▸ **Your instructions**: Return all the data, word for word.

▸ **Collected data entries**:
************

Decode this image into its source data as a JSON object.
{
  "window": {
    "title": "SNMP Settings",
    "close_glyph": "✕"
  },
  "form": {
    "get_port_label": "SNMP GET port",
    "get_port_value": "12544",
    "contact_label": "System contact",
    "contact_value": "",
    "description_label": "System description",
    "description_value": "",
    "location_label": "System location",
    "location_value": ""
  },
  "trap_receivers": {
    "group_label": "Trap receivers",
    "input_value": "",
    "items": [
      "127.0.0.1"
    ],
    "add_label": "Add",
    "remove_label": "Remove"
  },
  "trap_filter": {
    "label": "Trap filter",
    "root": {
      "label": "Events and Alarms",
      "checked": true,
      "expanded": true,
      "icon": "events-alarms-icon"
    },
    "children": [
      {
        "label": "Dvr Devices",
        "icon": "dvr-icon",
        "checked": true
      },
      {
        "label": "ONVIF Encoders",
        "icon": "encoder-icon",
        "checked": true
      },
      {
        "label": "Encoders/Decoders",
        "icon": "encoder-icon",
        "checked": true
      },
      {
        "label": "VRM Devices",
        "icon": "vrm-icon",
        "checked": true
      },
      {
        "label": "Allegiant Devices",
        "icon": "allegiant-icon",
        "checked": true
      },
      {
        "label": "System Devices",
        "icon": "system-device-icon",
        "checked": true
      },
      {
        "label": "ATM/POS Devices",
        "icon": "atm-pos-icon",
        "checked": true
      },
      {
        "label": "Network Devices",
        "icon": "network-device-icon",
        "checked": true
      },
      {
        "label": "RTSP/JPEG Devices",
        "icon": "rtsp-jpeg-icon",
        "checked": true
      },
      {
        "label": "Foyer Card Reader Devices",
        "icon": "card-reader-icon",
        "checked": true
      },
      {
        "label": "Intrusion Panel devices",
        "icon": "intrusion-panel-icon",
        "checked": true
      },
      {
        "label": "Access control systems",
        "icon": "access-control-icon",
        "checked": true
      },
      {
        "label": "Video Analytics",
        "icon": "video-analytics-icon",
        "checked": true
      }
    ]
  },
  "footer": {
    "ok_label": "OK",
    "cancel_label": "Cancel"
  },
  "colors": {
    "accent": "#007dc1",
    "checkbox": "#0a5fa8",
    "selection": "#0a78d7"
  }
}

************

▸ **Exercise solution**:
Decode this image into its source data as a JSON object.
{
  "window": {
    "title": "SNMP Settings",
    "close_glyph": "✕"
  },
  "form": {
    "get_port_label": "SNMP GET port",
    "get_port_value": "12544",
    "contact_label": "System contact",
    "contact_value": "",
    "description_label": "System description",
    "description_value": "",
    "location_label": "System location",
    "location_value": ""
  },
  "trap_receivers": {
    "group_label": "Trap receivers",
    "input_value": "",
    "items": [
      "127.0.0.1"
    ],
    "add_label": "Add",
    "remove_label": "Remove"
  },
  "trap_filter": {
    "label": "Trap filter",
    "root": {
      "label": "Events and Alarms",
      "checked": true,
      "expanded": true,
      "icon": "events-alarms-icon"
    },
    "children": [
      {
        "label": "Dvr Devices",
        "icon": "dvr-icon",
        "checked": true
      },
      {
        "label": "ONVIF Encoders",
        "icon": "encoder-icon",
        "checked": true
      },
      {
        "label": "Encoders/Decoders",
        "icon": "encoder-icon",
        "checked": true
      },
      {
        "label": "VRM Devices",
        "icon": "vrm-icon",
        "checked": true
      },
      {
        "label": "Allegiant Devices",
        "icon": "allegiant-icon",
        "checked": true
      },
      {
        "label": "System Devices",
        "icon": "system-device-icon",
        "checked": true
      },
      {
        "label": "ATM/POS Devices",
        "icon": "atm-pos-icon",
        "checked": true
      },
      {
        "label": "Network Devices",
        "icon": "network-device-icon",
        "checked": true
      },
      {
        "label": "RTSP/JPEG Devices",
        "icon": "rtsp-jpeg-icon",
        "checked": true
      },
      {
        "label": "Foyer Card Reader Devices",
        "icon": "card-reader-icon",
        "checked": true
      },
      {
        "label": "Intrusion Panel devices",
        "icon": "intrusion-panel-icon",
        "checked": true
      },
      {
        "label": "Access control systems",
        "icon": "access-control-icon",
        "checked": true
      },
      {
        "label": "Video Analytics",
        "icon": "video-analytics-icon",
        "checked": true
      }
    ]
  },
  "footer": {
    "ok_label": "OK",
    "cancel_label": "Cancel"
  },
  "colors": {
    "accent": "#007dc1",
    "checkbox": "#0a5fa8",
    "selection": "#0a78d7"
  }
}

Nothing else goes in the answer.